Problem description: Pick out and copy every line below that has the word "RIDGEMONT".
## start
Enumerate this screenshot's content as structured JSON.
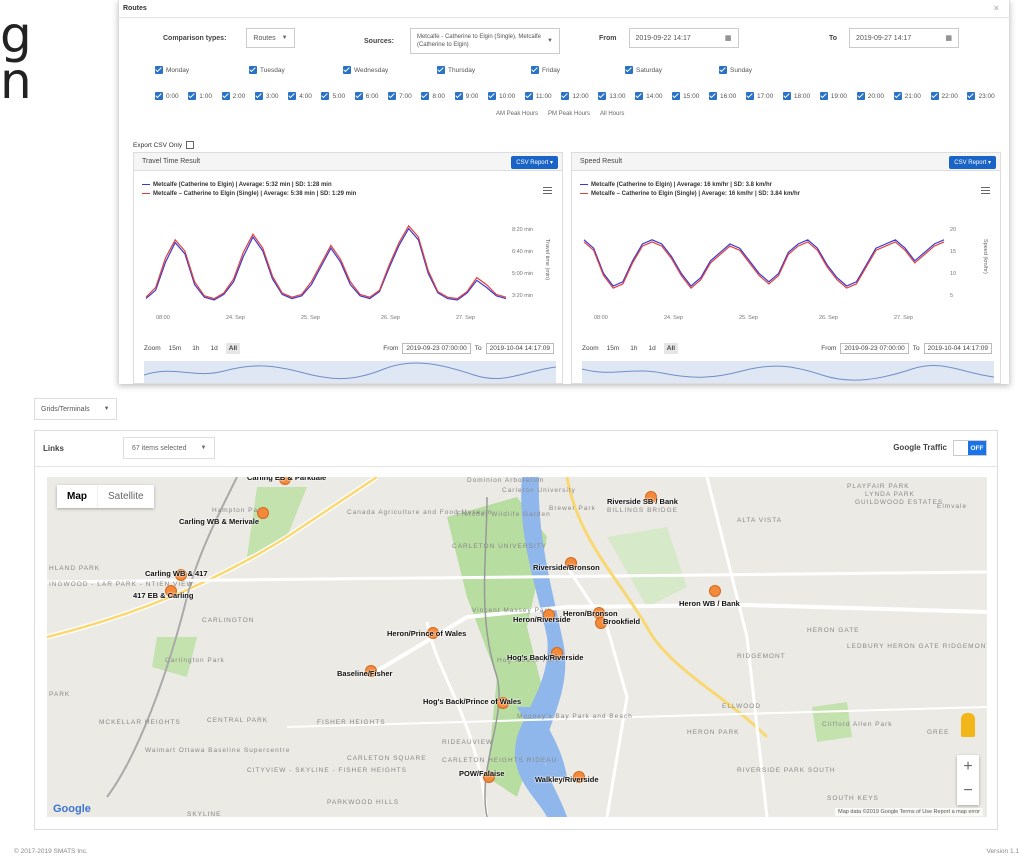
{
  "background_title": "g\nn",
  "routes_window": {
    "title": "Routes",
    "comparison_label": "Comparison types:",
    "comparison_value": "Routes",
    "sources_label": "Sources:",
    "sources_value": "Metcalfe - Catherine to Elgin (Single), Metcalfe (Catherine to Elgin)",
    "from_label": "From",
    "from_value": "2019-09-22 14:17",
    "to_label": "To",
    "to_value": "2019-09-27 14:17",
    "days": [
      "Monday",
      "Tuesday",
      "Wednesday",
      "Thursday",
      "Friday",
      "Saturday",
      "Sunday"
    ],
    "hours": [
      "0:00",
      "1:00",
      "2:00",
      "3:00",
      "4:00",
      "5:00",
      "6:00",
      "7:00",
      "8:00",
      "9:00",
      "10:00",
      "11:00",
      "12:00",
      "13:00",
      "14:00",
      "15:00",
      "16:00",
      "17:00",
      "18:00",
      "19:00",
      "20:00",
      "21:00",
      "22:00",
      "23:00"
    ],
    "peak_links": [
      "AM Peak Hours",
      "PM Peak Hours",
      "All Hours"
    ],
    "export_csv_label": "Export CSV Only"
  },
  "travel_panel": {
    "title": "Travel Time Result",
    "csv_button": "CSV Report ▾",
    "legend_1": "Metcalfe (Catherine to Elgin) | Average: 5:32 min | SD: 1:28 min",
    "legend_2": "Metcalfe – Catherine to Elgin (Single) | Average: 5:38 min | SD: 1:29 min",
    "y_ticks": [
      "8:20 min",
      "6:40 min",
      "5:00 min",
      "3:20 min"
    ],
    "y_label": "Travel time (min)",
    "x_ticks": [
      "08:00",
      "24. Sep",
      "25. Sep",
      "26. Sep",
      "27. Sep"
    ],
    "zoom_label": "Zoom",
    "zoom_buttons": [
      "15m",
      "1h",
      "1d",
      "All"
    ],
    "from_label": "From",
    "from_value": "2019-09-23 07:00:00",
    "to_label": "To",
    "to_value": "2019-10-04 14:17:09"
  },
  "speed_panel": {
    "title": "Speed Result",
    "csv_button": "CSV Report ▾",
    "legend_1": "Metcalfe (Catherine to Elgin) | Average: 16 km/hr | SD: 3.8 km/hr",
    "legend_2": "Metcalfe – Catherine to Elgin (Single) | Average: 16 km/hr | SD: 3.84 km/hr",
    "y_ticks": [
      "20",
      "15",
      "10",
      "5"
    ],
    "y_label": "Speed (km/hr)",
    "x_ticks": [
      "08:00",
      "24. Sep",
      "25. Sep",
      "26. Sep",
      "27. Sep"
    ],
    "zoom_label": "Zoom",
    "zoom_buttons": [
      "15m",
      "1h",
      "1d",
      "All"
    ],
    "from_label": "From",
    "from_value": "2019-09-23 07:00:00",
    "to_label": "To",
    "to_value": "2019-10-04 14:17:09"
  },
  "chart_data": [
    {
      "type": "line",
      "ylabel": "Travel time (min)",
      "x_ticks": [
        "08:00",
        "24. Sep",
        "25. Sep",
        "26. Sep",
        "27. Sep"
      ],
      "y_ticks": [
        "8:20 min",
        "6:40 min",
        "5:00 min",
        "3:20 min"
      ],
      "ylim": [
        3.0,
        9.0
      ],
      "series": [
        {
          "name": "Metcalfe (Catherine to Elgin)",
          "color": "#3a3ad6",
          "values": [
            3.6,
            4.2,
            6.2,
            7.6,
            6.8,
            4.6,
            3.7,
            3.5,
            3.9,
            4.8,
            6.6,
            8.0,
            7.0,
            5.0,
            3.9,
            3.6,
            3.8,
            4.6,
            5.9,
            7.2,
            6.2,
            4.6,
            3.8,
            3.6,
            4.1,
            5.8,
            7.4,
            8.6,
            7.8,
            5.4,
            4.0,
            3.6,
            3.5,
            4.0,
            4.9,
            4.4,
            3.8,
            3.6
          ]
        },
        {
          "name": "Metcalfe – Catherine to Elgin (Single)",
          "color": "#e0413d",
          "values": [
            3.7,
            4.4,
            6.5,
            7.8,
            7.0,
            4.8,
            3.8,
            3.6,
            4.0,
            5.0,
            6.9,
            8.2,
            7.2,
            5.2,
            4.0,
            3.7,
            3.9,
            4.8,
            6.1,
            7.4,
            6.4,
            4.8,
            3.9,
            3.7,
            4.2,
            6.0,
            7.6,
            8.8,
            8.0,
            5.6,
            4.1,
            3.7,
            3.6,
            4.1,
            5.1,
            4.6,
            3.9,
            3.7
          ]
        }
      ]
    },
    {
      "type": "line",
      "ylabel": "Speed (km/hr)",
      "x_ticks": [
        "08:00",
        "24. Sep",
        "25. Sep",
        "26. Sep",
        "27. Sep"
      ],
      "y_ticks": [
        "20",
        "15",
        "10",
        "5"
      ],
      "ylim": [
        4,
        24
      ],
      "series": [
        {
          "name": "Metcalfe (Catherine to Elgin)",
          "color": "#3a3ad6",
          "values": [
            20,
            18,
            12,
            9,
            10,
            15,
            19,
            20,
            19,
            16,
            12,
            9,
            11,
            15,
            17,
            19,
            18,
            15,
            12,
            10,
            12,
            17,
            19,
            20,
            18,
            14,
            11,
            9,
            10,
            14,
            18,
            19,
            20,
            18,
            15,
            17,
            19,
            20
          ]
        },
        {
          "name": "Metcalfe – Catherine to Elgin (Single)",
          "color": "#e0413d",
          "values": [
            19.5,
            17.5,
            11.5,
            8.5,
            9.5,
            14.5,
            18.5,
            19.5,
            18.5,
            15.5,
            11.5,
            8.5,
            10.5,
            14.5,
            16.5,
            18.5,
            17.5,
            14.5,
            11.5,
            9.5,
            11.5,
            16.5,
            18.5,
            19.5,
            17.5,
            13.5,
            10.5,
            8.5,
            9.5,
            13.5,
            17.5,
            18.5,
            19.5,
            17.5,
            14.5,
            16.5,
            18.5,
            19.5
          ]
        }
      ]
    }
  ],
  "bottom": {
    "grid_select": "Grids/Terminals",
    "links_label": "Links",
    "items_selected": "67 items selected",
    "google_traffic_label": "Google Traffic",
    "toggle_state": "OFF",
    "map_type_map": "Map",
    "map_type_satellite": "Satellite",
    "google_logo": "Google",
    "attribution": "Map data ©2019 Google   Terms of Use   Report a map error"
  },
  "map_labels": {
    "intersections": [
      "Carling EB & Parkdale",
      "Carling WB & Merivale",
      "Carling WB & 417",
      "417 EB & Carling",
      "Riverside SB / Bank",
      "Riverside/Bronson",
      "Heron WB / Bank",
      "Heron/Bronson",
      "Heron/Riverside",
      "Heron/Prince of Wales",
      "Brookfield",
      "Hog's Back/Riverside",
      "Baseline/Fisher",
      "Hog's Back/Prince of Wales",
      "POW/Falaise",
      "Walkley/Riverside"
    ],
    "neighbourhoods": [
      "PLAYFAIR PARK",
      "LYNDA PARK",
      "GUILDWOOD ESTATES",
      "ALTA VISTA",
      "BILLINGS BRIDGE",
      "CARLETON UNIVERSITY",
      "CARLINGTON",
      "HERON GATE",
      "RIDGEMONT",
      "LEDBURY HERON GATE RIDGEMONT ELMWOOD",
      "CENTRAL PARK",
      "FISHER HEIGHTS",
      "MCKELLAR HEIGHTS",
      "RIDEAUVIEW",
      "CARLETON SQUARE",
      "CARLETON HEIGHTS RIDEAU",
      "CITYVIEW - SKYLINE - FISHER HEIGHTS",
      "ELLWOOD",
      "HERON PARK",
      "RIVERSIDE PARK SOUTH",
      "SOUTH KEYS",
      "PARKWOOD HILLS",
      "SKYLINE",
      "HLAND PARK",
      "INGWOOD - LAR PARK - NTIEN VIEW",
      "PARK",
      "GREE",
      "Carleton University",
      "Brewer Park",
      "Canada Agriculture and Food Museum",
      "Fletcher Wildlife Garden",
      "Vincent Massey Park",
      "Hog's Back Park",
      "Mooney's Bay Park and Beach",
      "Walmart Ottawa Baseline Supercentre",
      "Clifford Allen Park",
      "Carlington Park",
      "Hampton Park",
      "Dominion Arboretum",
      "Elmvale"
    ]
  },
  "footer": {
    "copyright": "© 2017-2019 SMATS Inc.",
    "version": "Version 1.1"
  }
}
## end
Final answer:
      "RIDGEMONT",
      "LEDBURY HERON GATE RIDGEMONT ELMWOOD",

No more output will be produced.